Retype each record below word for word. Leave the pictures out.

### DATASET EXTRACT

◆ ◆ ◆ ◆ ◆ ◆ ◆

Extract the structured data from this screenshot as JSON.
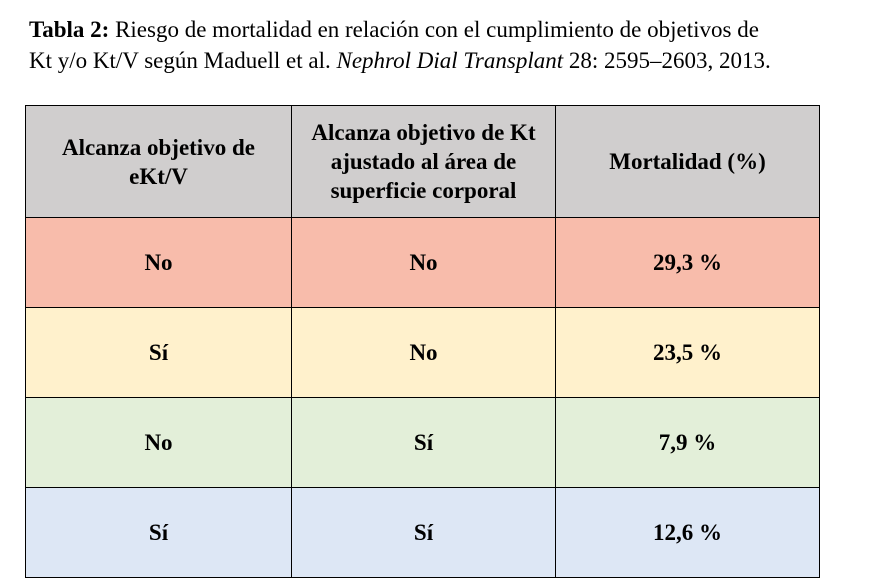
{
  "caption": {
    "label": "Tabla 2:",
    "text_before": "Riesgo de mortalidad en relación con el cumplimiento de objetivos de",
    "text_line2_start": "Kt y/o Kt/V según Maduell et al.",
    "journal": "Nephrol Dial Transplant",
    "citation_end": "28: 2595–2603, 2013."
  },
  "table": {
    "headers": [
      "Alcanza objetivo de eKt/V",
      "Alcanza objetivo de Kt ajustado al área de superficie corporal",
      "Mortalidad (%)"
    ],
    "rows": [
      {
        "ektv": "No",
        "kt_asc": "No",
        "mortality": "29,3 %",
        "color": "#f8bcab"
      },
      {
        "ektv": "Sí",
        "kt_asc": "No",
        "mortality": "23,5 %",
        "color": "#fff1cc"
      },
      {
        "ektv": "No",
        "kt_asc": "Sí",
        "mortality": "7,9 %",
        "color": "#e3efd9"
      },
      {
        "ektv": "Sí",
        "kt_asc": "Sí",
        "mortality": "12,6 %",
        "color": "#dde7f5"
      }
    ],
    "header_color": "#d0cece"
  }
}
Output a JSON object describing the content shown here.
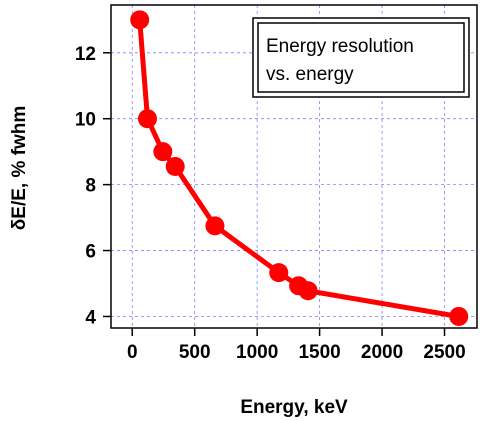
{
  "chart_data": {
    "type": "line",
    "title": "",
    "xlabel": "Energy, keV",
    "ylabel": "δE/E, % fwhm",
    "xlim": [
      -170,
      2760
    ],
    "ylim": [
      3.65,
      13.45
    ],
    "x_ticks": [
      0,
      500,
      1000,
      1500,
      2000,
      2500
    ],
    "y_ticks": [
      4,
      6,
      8,
      10,
      12
    ],
    "x_tick_labels": [
      "0",
      "500",
      "1000",
      "1500",
      "2000",
      "2500"
    ],
    "y_tick_labels": [
      "4",
      "6",
      "8",
      "10",
      "12"
    ],
    "grid": true,
    "legend_text": [
      "Energy resolution",
      "vs. energy"
    ],
    "legend_position": "top-right",
    "series_color": "#ff0000",
    "series": [
      {
        "x": [
          60,
          122,
          245,
          344,
          662,
          1173,
          1332,
          1408,
          2614
        ],
        "y": [
          13.0,
          10.0,
          9.0,
          8.55,
          6.75,
          5.33,
          4.93,
          4.78,
          4.0
        ]
      }
    ]
  }
}
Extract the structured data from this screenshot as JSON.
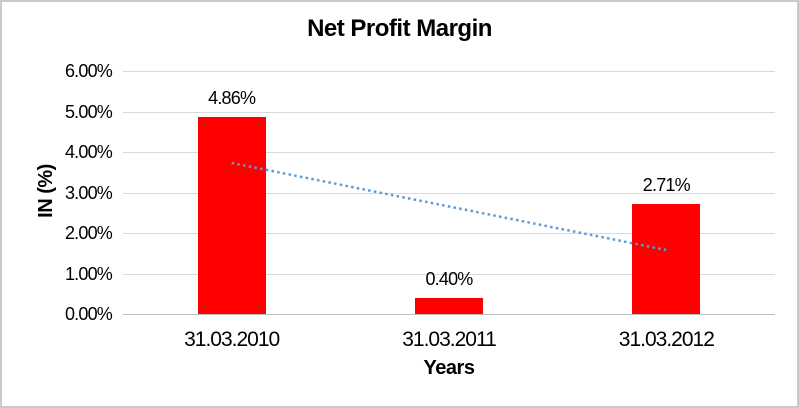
{
  "chart_data": {
    "type": "bar",
    "title": "Net Profit Margin",
    "xlabel": "Years",
    "ylabel": "IN (%)",
    "categories": [
      "31.03.2010",
      "31.03.2011",
      "31.03.2012"
    ],
    "values": [
      4.86,
      0.4,
      2.71
    ],
    "data_labels": [
      "4.86%",
      "0.40%",
      "2.71%"
    ],
    "y_ticks": [
      "6.00%",
      "5.00%",
      "4.00%",
      "3.00%",
      "2.00%",
      "1.00%",
      "0.00%"
    ],
    "ylim": [
      0,
      6
    ],
    "grid": true,
    "legend_position": "none",
    "bar_color": "#FF0000",
    "gridline_color": "#D9D9D9",
    "axis_line_color": "#BFBFBF",
    "text_color": "#000000",
    "trendline": {
      "type": "linear",
      "style": "dotted",
      "color": "#5B9BD5",
      "start_value": 3.73,
      "end_value": 1.58
    }
  }
}
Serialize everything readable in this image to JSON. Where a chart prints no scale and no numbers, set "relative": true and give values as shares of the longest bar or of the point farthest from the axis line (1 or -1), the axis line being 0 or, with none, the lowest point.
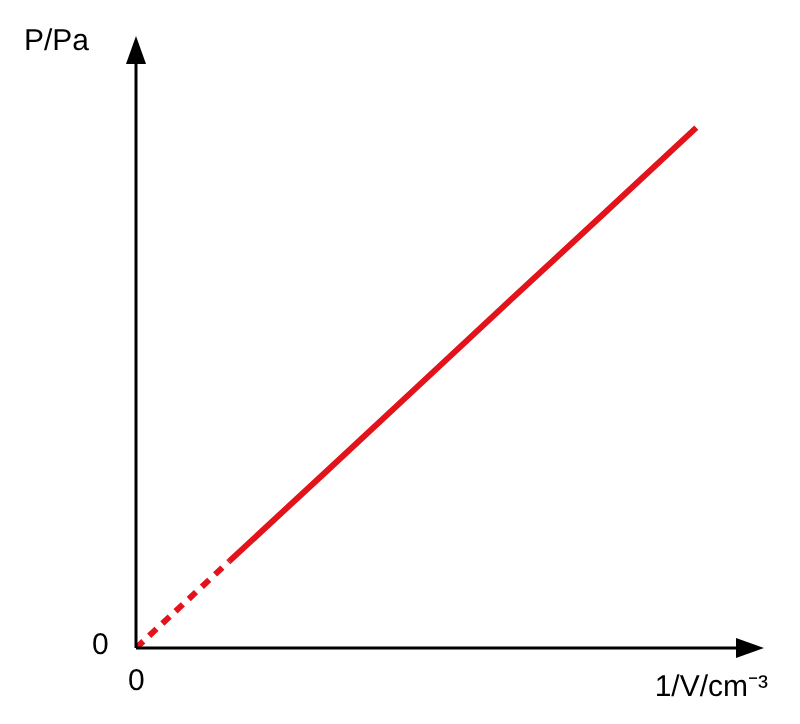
{
  "chart_data": {
    "type": "line",
    "relative": true,
    "xlabel": "1/V/cm⁻³",
    "ylabel": "P/Pa",
    "categories": [
      null,
      null,
      null,
      null,
      null,
      null,
      null
    ],
    "series": [
      {
        "color": "#e3131b",
        "line_style": "dashed",
        "values": [
          0,
          0.167,
          null,
          null,
          null,
          null,
          null
        ]
      },
      {
        "color": "#e3131b",
        "line_style": "solid",
        "values": [
          null,
          0.167,
          0.333,
          0.5,
          0.667,
          0.833,
          1
        ]
      }
    ],
    "annotations": [
      "0",
      "0"
    ],
    "marker": "none",
    "grid": false
  }
}
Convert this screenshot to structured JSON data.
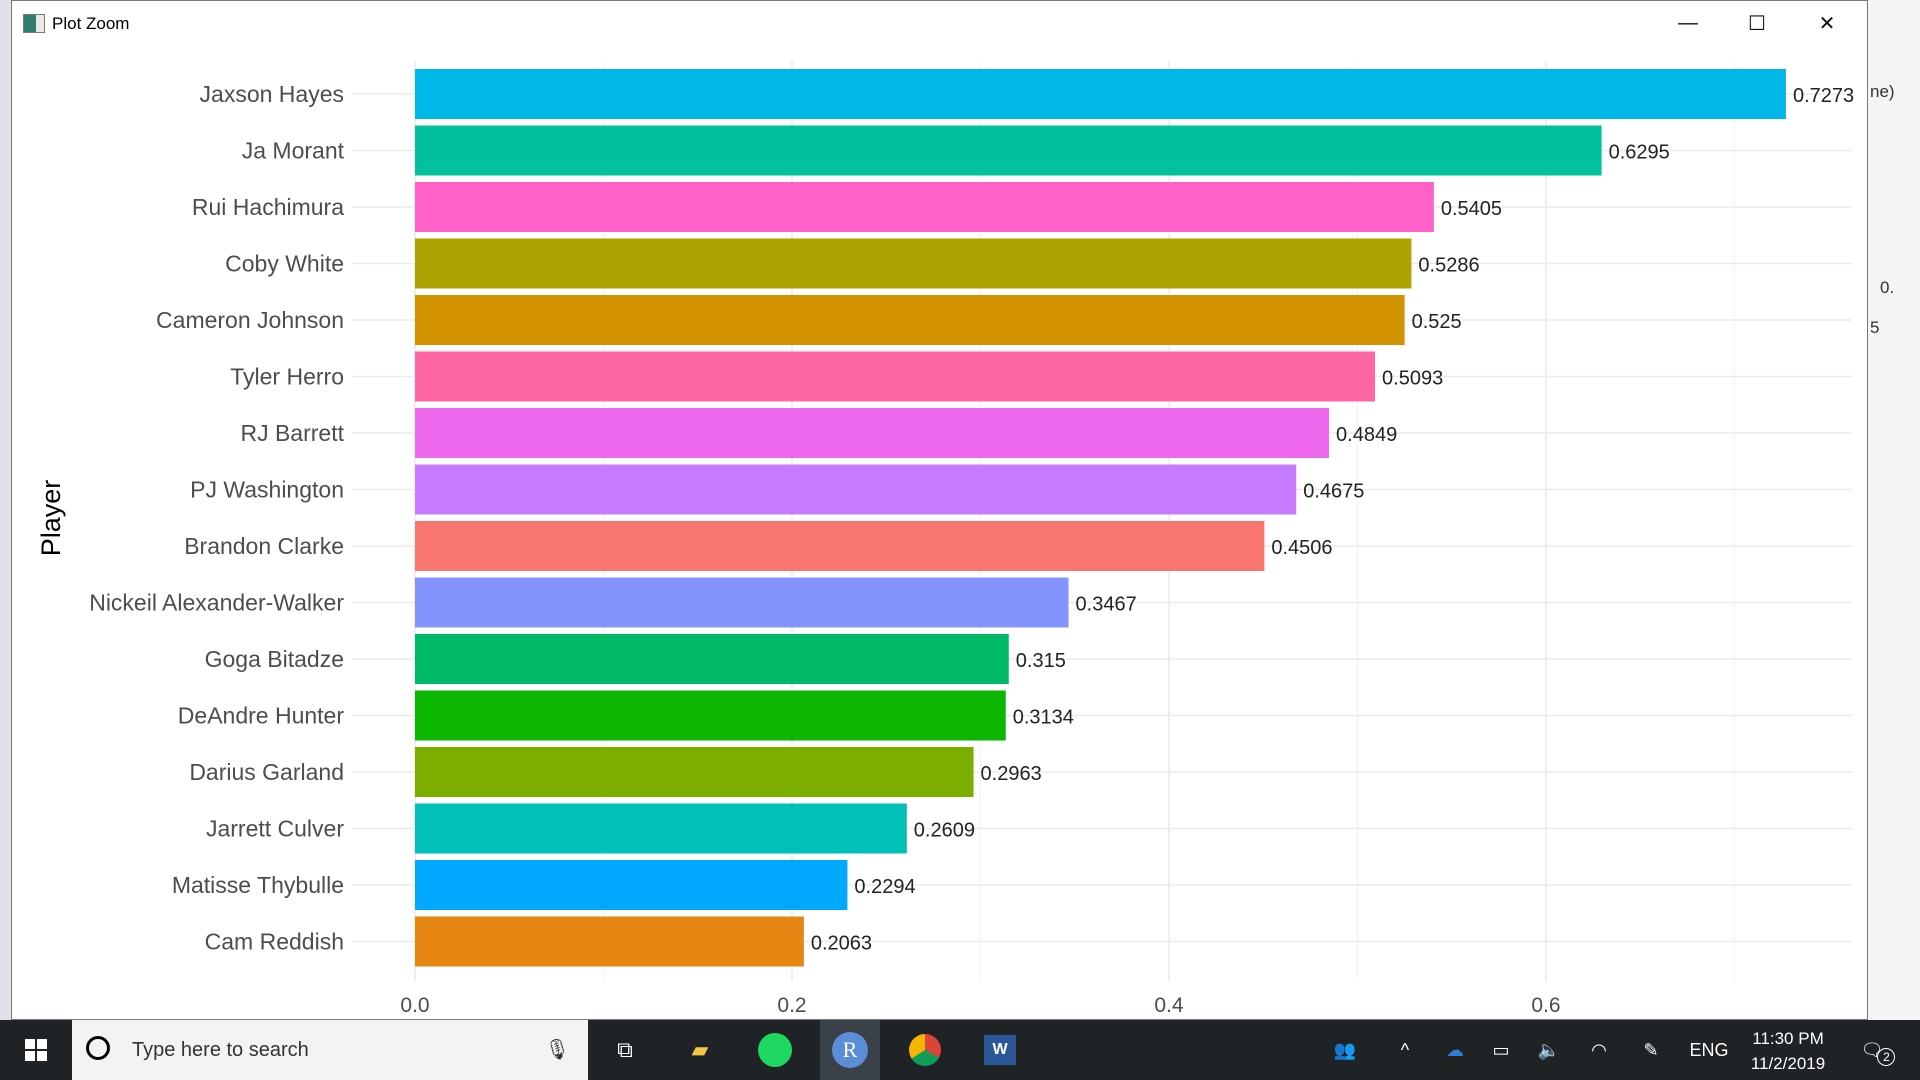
{
  "window": {
    "title": "Plot Zoom",
    "minimize": "—",
    "maximize": "☐",
    "close": "✕"
  },
  "background_app": {
    "fragment1": "ne)",
    "fragment2": "0.",
    "fragment3": "5"
  },
  "chart_data": {
    "type": "bar",
    "orientation": "horizontal",
    "ylabel": "Player",
    "xlabel": "",
    "xlim": [
      0,
      0.75
    ],
    "xticks": [
      "0.0",
      "0.2",
      "0.4",
      "0.6"
    ],
    "grid": true,
    "categories": [
      "Jaxson Hayes",
      "Ja Morant",
      "Rui Hachimura",
      "Coby White",
      "Cameron Johnson",
      "Tyler Herro",
      "RJ Barrett",
      "PJ Washington",
      "Brandon Clarke",
      "Nickeil Alexander-Walker",
      "Goga Bitadze",
      "DeAndre Hunter",
      "Darius Garland",
      "Jarrett Culver",
      "Matisse Thybulle",
      "Cam Reddish"
    ],
    "values": [
      0.7273,
      0.6295,
      0.5405,
      0.5286,
      0.525,
      0.5093,
      0.4849,
      0.4675,
      0.4506,
      0.3467,
      0.315,
      0.3134,
      0.2963,
      0.2609,
      0.2294,
      0.2063
    ],
    "labels": [
      "0.7273",
      "0.6295",
      "0.5405",
      "0.5286",
      "0.525",
      "0.5093",
      "0.4849",
      "0.4675",
      "0.4506",
      "0.3467",
      "0.315",
      "0.3134",
      "0.2963",
      "0.2609",
      "0.2294",
      "0.2063"
    ],
    "colors": [
      "#00B8E7",
      "#00C19C",
      "#FF61C9",
      "#ABA300",
      "#D39200",
      "#FF67A4",
      "#ED68ED",
      "#C77CFF",
      "#F8766D",
      "#8494FF",
      "#00BA6A",
      "#0CB702",
      "#7CAE00",
      "#00C0B8",
      "#00A9FF",
      "#E68613"
    ]
  },
  "taskbar": {
    "search_placeholder": "Type here to search",
    "time": "11:30 PM",
    "date": "11/2/2019",
    "language": "ENG",
    "notifications": "2",
    "apps": [
      "task-view",
      "file-explorer",
      "spotify",
      "r",
      "chrome",
      "word"
    ]
  }
}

◆ ◆ ◆ ◆ ◆ ◆ ◆

### ANSWER FOR THIS EXERCISE
Extract the structured data from this screenshot as JSON.
{
  "caption": {
    "label": "Tabla 2:",
    "text_before": "Riesgo de mortalidad en relación con el cumplimiento de objetivos de",
    "text_line2_start": "Kt y/o Kt/V según Maduell et al.",
    "journal": "Nephrol Dial Transplant",
    "citation_end": "28: 2595–2603, 2013."
  },
  "table": {
    "headers": [
      "Alcanza objetivo de eKt/V",
      "Alcanza objetivo de Kt ajustado al área de superficie corporal",
      "Mortalidad (%)"
    ],
    "rows": [
      {
        "ektv": "No",
        "kt_asc": "No",
        "mortality": "29,3 %",
        "color": "#f8bcab"
      },
      {
        "ektv": "Sí",
        "kt_asc": "No",
        "mortality": "23,5 %",
        "color": "#fff1cc"
      },
      {
        "ektv": "No",
        "kt_asc": "Sí",
        "mortality": "7,9 %",
        "color": "#e3efd9"
      },
      {
        "ektv": "Sí",
        "kt_asc": "Sí",
        "mortality": "12,6 %",
        "color": "#dde7f5"
      }
    ],
    "header_color": "#d0cece"
  }
}
Output a JSON object describing the content shown here.
{
  "chart_data": {
    "type": "line",
    "title": "",
    "xlabel": "Energy, keV",
    "ylabel": "δE/E, % fwhm",
    "xlim": [
      -170,
      2760
    ],
    "ylim": [
      3.65,
      13.45
    ],
    "x_ticks": [
      0,
      500,
      1000,
      1500,
      2000,
      2500
    ],
    "y_ticks": [
      4,
      6,
      8,
      10,
      12
    ],
    "x_tick_labels": [
      "0",
      "500",
      "1000",
      "1500",
      "2000",
      "2500"
    ],
    "y_tick_labels": [
      "4",
      "6",
      "8",
      "10",
      "12"
    ],
    "grid": true,
    "legend_text": [
      "Energy resolution",
      "vs. energy"
    ],
    "legend_position": "top-right",
    "series_color": "#ff0000",
    "series": [
      {
        "x": [
          60,
          122,
          245,
          344,
          662,
          1173,
          1332,
          1408,
          2614
        ],
        "y": [
          13.0,
          10.0,
          9.0,
          8.55,
          6.75,
          5.33,
          4.93,
          4.78,
          4.0
        ]
      }
    ]
  }
}
Extract the structured data from this screenshot as JSON.
{
  "chart_data": {
    "type": "bar",
    "title": "Net Profit Margin",
    "xlabel": "Years",
    "ylabel": "IN (%)",
    "categories": [
      "31.03.2010",
      "31.03.2011",
      "31.03.2012"
    ],
    "values": [
      4.86,
      0.4,
      2.71
    ],
    "data_labels": [
      "4.86%",
      "0.40%",
      "2.71%"
    ],
    "y_ticks": [
      "6.00%",
      "5.00%",
      "4.00%",
      "3.00%",
      "2.00%",
      "1.00%",
      "0.00%"
    ],
    "ylim": [
      0,
      6
    ],
    "grid": true,
    "legend_position": "none",
    "bar_color": "#FF0000",
    "gridline_color": "#D9D9D9",
    "axis_line_color": "#BFBFBF",
    "text_color": "#000000",
    "trendline": {
      "type": "linear",
      "style": "dotted",
      "color": "#5B9BD5",
      "start_value": 3.73,
      "end_value": 1.58
    }
  }
}
Serialize everything readable in this image to JSON. Where a chart prints no scale and no numbers, set "relative": true and give values as shares of the longest bar or of the point farthest from the axis line (1 or -1), the axis line being 0 or, with none, the lowest point.
{
  "chart_data": {
    "type": "line",
    "relative": true,
    "xlabel": "1/V/cm⁻³",
    "ylabel": "P/Pa",
    "categories": [
      null,
      null,
      null,
      null,
      null,
      null,
      null
    ],
    "series": [
      {
        "color": "#e3131b",
        "line_style": "dashed",
        "values": [
          0,
          0.167,
          null,
          null,
          null,
          null,
          null
        ]
      },
      {
        "color": "#e3131b",
        "line_style": "solid",
        "values": [
          null,
          0.167,
          0.333,
          0.5,
          0.667,
          0.833,
          1
        ]
      }
    ],
    "annotations": [
      "0",
      "0"
    ],
    "marker": "none",
    "grid": false
  }
}
Convert this screenshot to structured JSON data.
{
  "window": {
    "title": "Plot Zoom",
    "minimize": "—",
    "maximize": "☐",
    "close": "✕"
  },
  "background_app": {
    "fragment1": "ne)",
    "fragment2": "0.",
    "fragment3": "5"
  },
  "chart_data": {
    "type": "bar",
    "orientation": "horizontal",
    "ylabel": "Player",
    "xlabel": "",
    "xlim": [
      0,
      0.75
    ],
    "xticks": [
      "0.0",
      "0.2",
      "0.4",
      "0.6"
    ],
    "grid": true,
    "categories": [
      "Jaxson Hayes",
      "Ja Morant",
      "Rui Hachimura",
      "Coby White",
      "Cameron Johnson",
      "Tyler Herro",
      "RJ Barrett",
      "PJ Washington",
      "Brandon Clarke",
      "Nickeil Alexander-Walker",
      "Goga Bitadze",
      "DeAndre Hunter",
      "Darius Garland",
      "Jarrett Culver",
      "Matisse Thybulle",
      "Cam Reddish"
    ],
    "values": [
      0.7273,
      0.6295,
      0.5405,
      0.5286,
      0.525,
      0.5093,
      0.4849,
      0.4675,
      0.4506,
      0.3467,
      0.315,
      0.3134,
      0.2963,
      0.2609,
      0.2294,
      0.2063
    ],
    "labels": [
      "0.7273",
      "0.6295",
      "0.5405",
      "0.5286",
      "0.525",
      "0.5093",
      "0.4849",
      "0.4675",
      "0.4506",
      "0.3467",
      "0.315",
      "0.3134",
      "0.2963",
      "0.2609",
      "0.2294",
      "0.2063"
    ],
    "colors": [
      "#00B8E7",
      "#00C19C",
      "#FF61C9",
      "#ABA300",
      "#D39200",
      "#FF67A4",
      "#ED68ED",
      "#C77CFF",
      "#F8766D",
      "#8494FF",
      "#00BA6A",
      "#0CB702",
      "#7CAE00",
      "#00C0B8",
      "#00A9FF",
      "#E68613"
    ]
  },
  "taskbar": {
    "search_placeholder": "Type here to search",
    "time": "11:30 PM",
    "date": "11/2/2019",
    "language": "ENG",
    "notifications": "2",
    "apps": [
      "task-view",
      "file-explorer",
      "spotify",
      "r",
      "chrome",
      "word"
    ]
  }
}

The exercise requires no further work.